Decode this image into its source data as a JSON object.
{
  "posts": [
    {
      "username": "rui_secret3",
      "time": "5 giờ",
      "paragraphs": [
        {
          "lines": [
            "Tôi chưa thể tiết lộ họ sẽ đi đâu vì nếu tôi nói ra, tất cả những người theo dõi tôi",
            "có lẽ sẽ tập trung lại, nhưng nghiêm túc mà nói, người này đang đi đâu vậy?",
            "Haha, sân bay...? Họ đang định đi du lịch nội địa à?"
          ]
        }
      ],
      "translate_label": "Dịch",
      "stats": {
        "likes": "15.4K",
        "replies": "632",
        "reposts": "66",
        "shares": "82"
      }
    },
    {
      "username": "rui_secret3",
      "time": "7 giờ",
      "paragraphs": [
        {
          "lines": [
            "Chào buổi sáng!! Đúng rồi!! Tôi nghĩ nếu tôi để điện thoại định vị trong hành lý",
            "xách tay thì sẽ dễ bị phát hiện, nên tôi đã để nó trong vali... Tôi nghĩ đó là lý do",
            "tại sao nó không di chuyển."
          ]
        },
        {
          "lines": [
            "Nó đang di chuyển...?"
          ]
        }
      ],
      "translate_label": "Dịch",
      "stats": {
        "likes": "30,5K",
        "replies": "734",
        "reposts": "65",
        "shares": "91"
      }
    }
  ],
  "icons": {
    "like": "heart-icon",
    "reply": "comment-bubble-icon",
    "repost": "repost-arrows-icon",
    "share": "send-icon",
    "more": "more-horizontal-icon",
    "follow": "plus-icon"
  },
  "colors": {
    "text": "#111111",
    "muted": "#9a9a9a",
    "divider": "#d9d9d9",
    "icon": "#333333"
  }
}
◆ ◆ ◆ ◆ ◆
- Problem statement -
Everything in the listing above should be restated exactly.

- Output -
Decode this image into its source data as a JSON object.
{
  "posts": [
    {
      "username": "rui_secret3",
      "time": "5 giờ",
      "paragraphs": [
        {
          "lines": [
            "Tôi chưa thể tiết lộ họ sẽ đi đâu vì nếu tôi nói ra, tất cả những người theo dõi tôi",
            "có lẽ sẽ tập trung lại, nhưng nghiêm túc mà nói, người này đang đi đâu vậy?",
            "Haha, sân bay...? Họ đang định đi du lịch nội địa à?"
          ]
        }
      ],
      "translate_label": "Dịch",
      "stats": {
        "likes": "15.4K",
        "replies": "632",
        "reposts": "66",
        "shares": "82"
      }
    },
    {
      "username": "rui_secret3",
      "time": "7 giờ",
      "paragraphs": [
        {
          "lines": [
            "Chào buổi sáng!! Đúng rồi!! Tôi nghĩ nếu tôi để điện thoại định vị trong hành lý",
            "xách tay thì sẽ dễ bị phát hiện, nên tôi đã để nó trong vali... Tôi nghĩ đó là lý do",
            "tại sao nó không di chuyển."
          ]
        },
        {
          "lines": [
            "Nó đang di chuyển...?"
          ]
        }
      ],
      "translate_label": "Dịch",
      "stats": {
        "likes": "30,5K",
        "replies": "734",
        "reposts": "65",
        "shares": "91"
      }
    }
  ],
  "icons": {
    "like": "heart-icon",
    "reply": "comment-bubble-icon",
    "repost": "repost-arrows-icon",
    "share": "send-icon",
    "more": "more-horizontal-icon",
    "follow": "plus-icon"
  },
  "colors": {
    "text": "#111111",
    "muted": "#9a9a9a",
    "divider": "#d9d9d9",
    "icon": "#333333"
  }
}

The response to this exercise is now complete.